Stated problem: Reproduce the listing below without changes, except that pictures are left out.

- - -

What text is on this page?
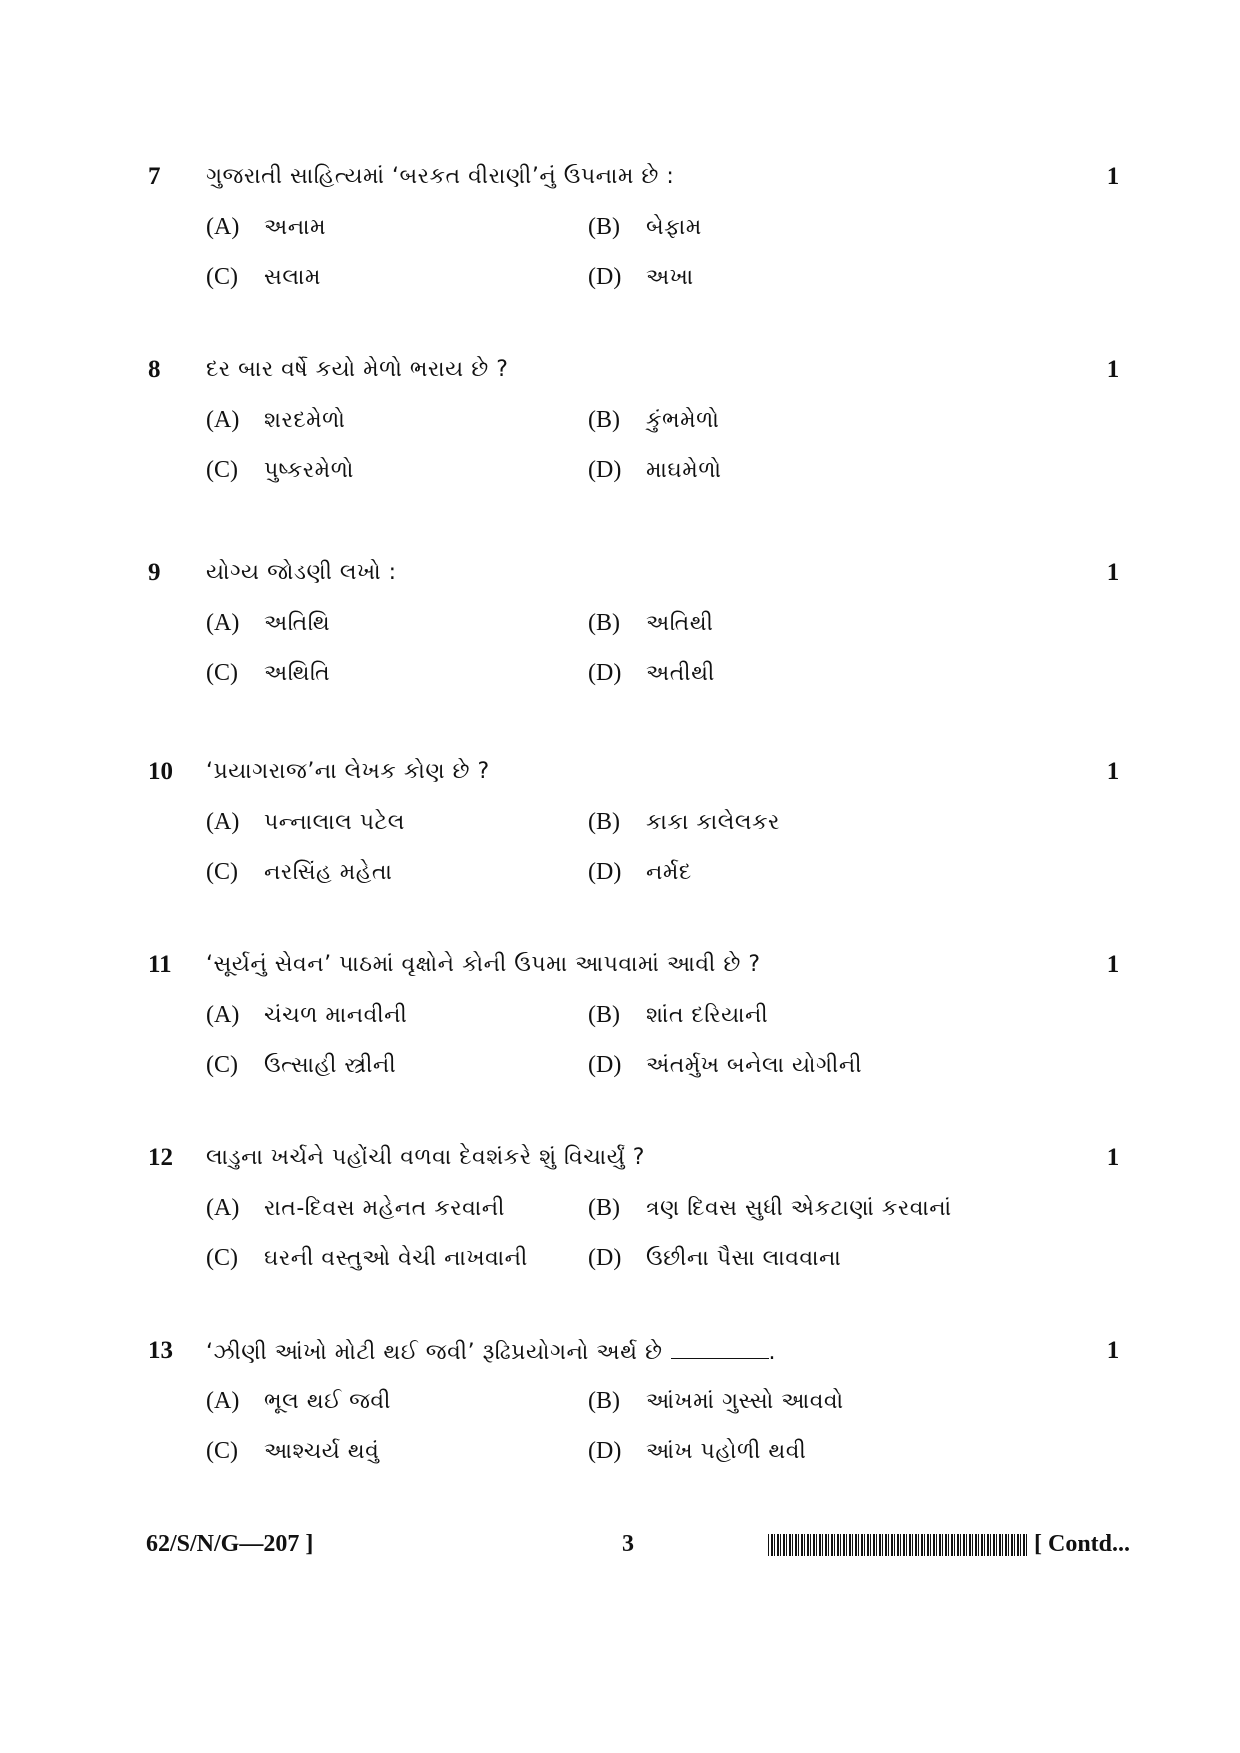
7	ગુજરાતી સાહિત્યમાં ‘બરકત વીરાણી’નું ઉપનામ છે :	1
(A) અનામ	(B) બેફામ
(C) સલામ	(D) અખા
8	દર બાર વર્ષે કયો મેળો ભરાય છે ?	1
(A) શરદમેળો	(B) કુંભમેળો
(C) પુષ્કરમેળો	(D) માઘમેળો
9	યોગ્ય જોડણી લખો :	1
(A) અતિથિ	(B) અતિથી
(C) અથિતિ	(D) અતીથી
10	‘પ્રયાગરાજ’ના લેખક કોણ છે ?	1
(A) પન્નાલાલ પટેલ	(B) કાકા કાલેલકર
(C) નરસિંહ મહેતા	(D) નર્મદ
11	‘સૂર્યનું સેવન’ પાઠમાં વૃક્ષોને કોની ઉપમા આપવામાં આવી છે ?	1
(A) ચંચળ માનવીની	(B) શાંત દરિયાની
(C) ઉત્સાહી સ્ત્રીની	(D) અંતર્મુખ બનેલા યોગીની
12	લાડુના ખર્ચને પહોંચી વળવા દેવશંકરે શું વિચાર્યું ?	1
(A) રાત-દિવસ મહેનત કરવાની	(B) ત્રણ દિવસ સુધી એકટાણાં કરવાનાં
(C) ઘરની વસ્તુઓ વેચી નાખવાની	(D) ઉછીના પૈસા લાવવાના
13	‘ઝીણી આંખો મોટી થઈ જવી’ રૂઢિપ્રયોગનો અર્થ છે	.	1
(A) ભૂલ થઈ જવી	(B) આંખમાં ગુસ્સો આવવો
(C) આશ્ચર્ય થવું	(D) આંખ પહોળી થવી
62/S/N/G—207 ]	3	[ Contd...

- - -

Written answer:
What text is on this page?
7	ગુજરાતી સાહિત્યમાં ‘બરકત વીરાણી’નું ઉપનામ છે :	1
(A) અનામ	(B) બેફામ
(C) સલામ	(D) અખા
8	દર બાર વર્ષે કયો મેળો ભરાય છે ?	1
(A) શરદમેળો	(B) કુંભમેળો
(C) પુષ્કરમેળો	(D) માઘમેળો
9	યોગ્ય જોડણી લખો :	1
(A) અતિથિ	(B) અતિથી
(C) અથિતિ	(D) અતીથી
10	‘પ્રયાગરાજ’ના લેખક કોણ છે ?	1
(A) પન્નાલાલ પટેલ	(B) કાકા કાલેલકર
(C) નરસિંહ મહેતા	(D) નર્મદ
11	‘સૂર્યનું સેવન’ પાઠમાં વૃક્ષોને કોની ઉપમા આપવામાં આવી છે ?	1
(A) ચંચળ માનવીની	(B) શાંત દરિયાની
(C) ઉત્સાહી સ્ત્રીની	(D) અંતર્મુખ બનેલા યોગીની
12	લાડુના ખર્ચને પહોંચી વળવા દેવશંકરે શું વિચાર્યું ?	1
(A) રાત-દિવસ મહેનત કરવાની	(B) ત્રણ દિવસ સુધી એકટાણાં કરવાનાં
(C) ઘરની વસ્તુઓ વેચી નાખવાની	(D) ઉછીના પૈસા લાવવાના
13	‘ઝીણી આંખો મોટી થઈ જવી’ રૂઢિપ્રયોગનો અર્થ છે	.	1
(A) ભૂલ થઈ જવી	(B) આંખમાં ગુસ્સો આવવો
(C) આશ્ચર્ય થવું	(D) આંખ પહોળી થવી
62/S/N/G—207 ]	3	[ Contd...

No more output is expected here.